Data to use ->
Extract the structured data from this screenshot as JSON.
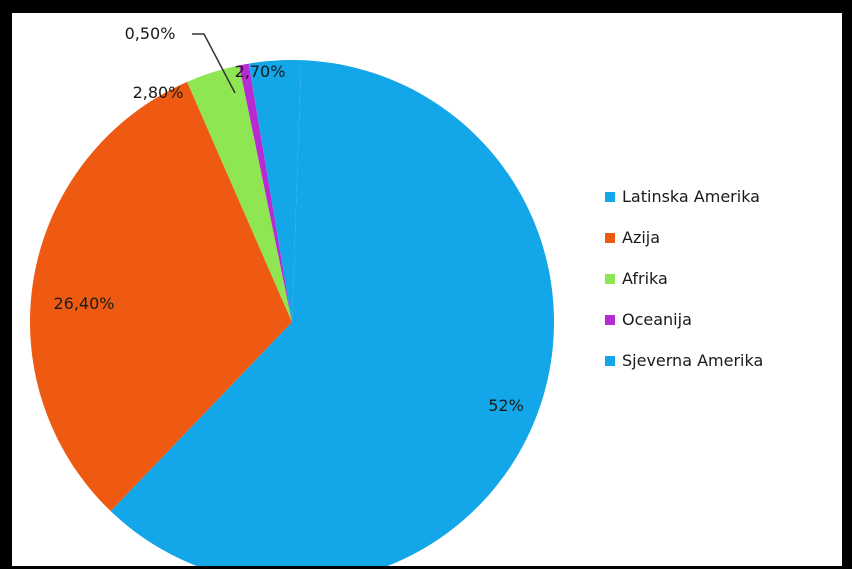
{
  "chart_data": {
    "type": "pie",
    "labels": [
      "Latinska Amerika",
      "Azija",
      "Afrika",
      "Oceanija",
      "Sjeverna Amerika"
    ],
    "values": [
      52,
      26.4,
      2.8,
      0.5,
      2.7
    ],
    "value_labels": [
      "52%",
      "26,40%",
      "2,80%",
      "0,50%",
      "2,70%"
    ],
    "colors": [
      "#13a6e8",
      "#ee5a11",
      "#8ee653",
      "#b82ad2",
      "#13a6e8"
    ],
    "label_colors": [
      "#1a1a1a",
      "#1a1a1a",
      "#1a1a1a",
      "#1a1a1a",
      "#e23c2a"
    ],
    "legend_position": "right"
  }
}
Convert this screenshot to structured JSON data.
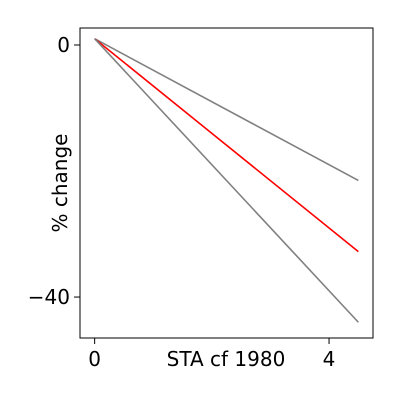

Exercise objective ->
Repeat the data exactly in full, omitting its pictures.

Finished exercise ->
Extract the structured data from this screenshot as JSON.
{
  "chart_data": {
    "type": "pie",
    "labels": [
      "Latinska Amerika",
      "Azija",
      "Afrika",
      "Oceanija",
      "Sjeverna Amerika"
    ],
    "values": [
      52,
      26.4,
      2.8,
      0.5,
      2.7
    ],
    "value_labels": [
      "52%",
      "26,40%",
      "2,80%",
      "0,50%",
      "2,70%"
    ],
    "colors": [
      "#13a6e8",
      "#ee5a11",
      "#8ee653",
      "#b82ad2",
      "#13a6e8"
    ],
    "label_colors": [
      "#1a1a1a",
      "#1a1a1a",
      "#1a1a1a",
      "#1a1a1a",
      "#e23c2a"
    ],
    "legend_position": "right"
  }
}
Convert this screenshot to structured JSON data.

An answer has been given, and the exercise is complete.